Information provided =>
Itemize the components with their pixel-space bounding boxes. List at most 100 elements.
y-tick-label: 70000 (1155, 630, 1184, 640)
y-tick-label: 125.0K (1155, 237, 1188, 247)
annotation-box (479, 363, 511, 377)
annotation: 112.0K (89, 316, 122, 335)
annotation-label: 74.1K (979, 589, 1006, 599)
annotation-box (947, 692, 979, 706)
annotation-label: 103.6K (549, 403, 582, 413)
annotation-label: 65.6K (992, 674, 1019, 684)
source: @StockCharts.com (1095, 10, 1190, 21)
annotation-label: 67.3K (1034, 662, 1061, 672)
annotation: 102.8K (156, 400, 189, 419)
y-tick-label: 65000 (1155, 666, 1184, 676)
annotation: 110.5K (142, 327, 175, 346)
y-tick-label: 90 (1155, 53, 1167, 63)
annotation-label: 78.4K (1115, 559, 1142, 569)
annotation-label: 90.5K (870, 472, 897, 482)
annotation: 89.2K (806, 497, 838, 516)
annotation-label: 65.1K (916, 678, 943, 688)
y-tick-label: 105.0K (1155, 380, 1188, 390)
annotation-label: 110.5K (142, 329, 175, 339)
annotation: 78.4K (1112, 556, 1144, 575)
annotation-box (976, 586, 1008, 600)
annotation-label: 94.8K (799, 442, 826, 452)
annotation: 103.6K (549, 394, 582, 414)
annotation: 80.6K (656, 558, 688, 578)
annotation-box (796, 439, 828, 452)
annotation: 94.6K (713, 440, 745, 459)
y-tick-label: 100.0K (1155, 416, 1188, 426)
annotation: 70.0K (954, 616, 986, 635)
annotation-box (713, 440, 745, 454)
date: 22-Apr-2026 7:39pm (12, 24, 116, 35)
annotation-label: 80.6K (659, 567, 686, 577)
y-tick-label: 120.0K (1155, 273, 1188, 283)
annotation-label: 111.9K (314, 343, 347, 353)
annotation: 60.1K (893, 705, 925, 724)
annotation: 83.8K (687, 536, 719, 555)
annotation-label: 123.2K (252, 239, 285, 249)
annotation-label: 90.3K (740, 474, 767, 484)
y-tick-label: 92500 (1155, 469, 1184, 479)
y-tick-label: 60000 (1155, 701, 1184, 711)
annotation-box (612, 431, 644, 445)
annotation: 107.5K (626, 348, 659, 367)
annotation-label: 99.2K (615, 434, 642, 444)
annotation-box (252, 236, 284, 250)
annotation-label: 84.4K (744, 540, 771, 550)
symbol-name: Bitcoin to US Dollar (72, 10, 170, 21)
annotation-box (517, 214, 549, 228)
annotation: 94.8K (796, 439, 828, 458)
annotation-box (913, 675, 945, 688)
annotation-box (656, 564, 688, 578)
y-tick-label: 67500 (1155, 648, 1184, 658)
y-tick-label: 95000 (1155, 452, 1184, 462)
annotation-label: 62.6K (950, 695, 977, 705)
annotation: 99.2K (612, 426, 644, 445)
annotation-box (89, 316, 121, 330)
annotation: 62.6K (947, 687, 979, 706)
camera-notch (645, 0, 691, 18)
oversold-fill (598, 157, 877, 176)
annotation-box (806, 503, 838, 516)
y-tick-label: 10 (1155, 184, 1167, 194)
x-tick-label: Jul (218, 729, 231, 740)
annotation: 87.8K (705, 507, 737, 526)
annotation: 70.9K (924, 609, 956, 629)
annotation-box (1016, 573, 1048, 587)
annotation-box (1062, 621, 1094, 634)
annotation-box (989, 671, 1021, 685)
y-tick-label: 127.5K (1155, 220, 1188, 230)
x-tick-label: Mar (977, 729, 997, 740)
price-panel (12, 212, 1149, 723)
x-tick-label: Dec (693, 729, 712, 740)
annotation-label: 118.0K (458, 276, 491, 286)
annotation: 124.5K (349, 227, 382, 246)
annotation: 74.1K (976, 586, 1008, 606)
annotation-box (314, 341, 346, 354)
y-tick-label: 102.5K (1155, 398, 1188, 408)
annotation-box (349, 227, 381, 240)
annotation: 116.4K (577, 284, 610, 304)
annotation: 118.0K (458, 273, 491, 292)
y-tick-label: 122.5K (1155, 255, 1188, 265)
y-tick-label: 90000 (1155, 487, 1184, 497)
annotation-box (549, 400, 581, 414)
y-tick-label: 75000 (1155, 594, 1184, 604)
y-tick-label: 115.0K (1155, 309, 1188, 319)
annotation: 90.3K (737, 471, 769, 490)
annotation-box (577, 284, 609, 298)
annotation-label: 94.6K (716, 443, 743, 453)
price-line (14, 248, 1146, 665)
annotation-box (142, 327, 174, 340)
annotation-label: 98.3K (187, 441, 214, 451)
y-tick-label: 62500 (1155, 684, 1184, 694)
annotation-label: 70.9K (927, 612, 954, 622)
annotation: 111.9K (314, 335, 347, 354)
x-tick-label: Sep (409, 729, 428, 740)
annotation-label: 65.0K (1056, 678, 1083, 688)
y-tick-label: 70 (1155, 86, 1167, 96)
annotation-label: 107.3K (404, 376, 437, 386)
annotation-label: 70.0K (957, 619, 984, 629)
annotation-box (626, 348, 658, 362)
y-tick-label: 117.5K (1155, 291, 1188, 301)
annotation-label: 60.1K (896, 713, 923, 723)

Your objective => Reproduce, unchanged, every line from the beginning of the records through the line containing "annotation: 103.6K (549, 394, 582, 414)", inclusive.

Answer for the task =>
Itemize the components with their pixel-space bounding boxes. List at most 100 elements.
y-tick-label: 70000 (1155, 630, 1184, 640)
y-tick-label: 125.0K (1155, 237, 1188, 247)
annotation-box (479, 363, 511, 377)
annotation: 112.0K (89, 316, 122, 335)
annotation-label: 74.1K (979, 589, 1006, 599)
annotation-box (947, 692, 979, 706)
annotation-label: 103.6K (549, 403, 582, 413)
annotation-label: 65.6K (992, 674, 1019, 684)
source: @StockCharts.com (1095, 10, 1190, 21)
annotation-label: 67.3K (1034, 662, 1061, 672)
annotation: 102.8K (156, 400, 189, 419)
y-tick-label: 65000 (1155, 666, 1184, 676)
annotation: 110.5K (142, 327, 175, 346)
y-tick-label: 90 (1155, 53, 1167, 63)
annotation-label: 78.4K (1115, 559, 1142, 569)
annotation-label: 90.5K (870, 472, 897, 482)
annotation: 89.2K (806, 497, 838, 516)
annotation-label: 65.1K (916, 678, 943, 688)
y-tick-label: 105.0K (1155, 380, 1188, 390)
annotation-label: 110.5K (142, 329, 175, 339)
annotation: 78.4K (1112, 556, 1144, 575)
annotation-box (976, 586, 1008, 600)
annotation-label: 94.8K (799, 442, 826, 452)
annotation: 103.6K (549, 394, 582, 414)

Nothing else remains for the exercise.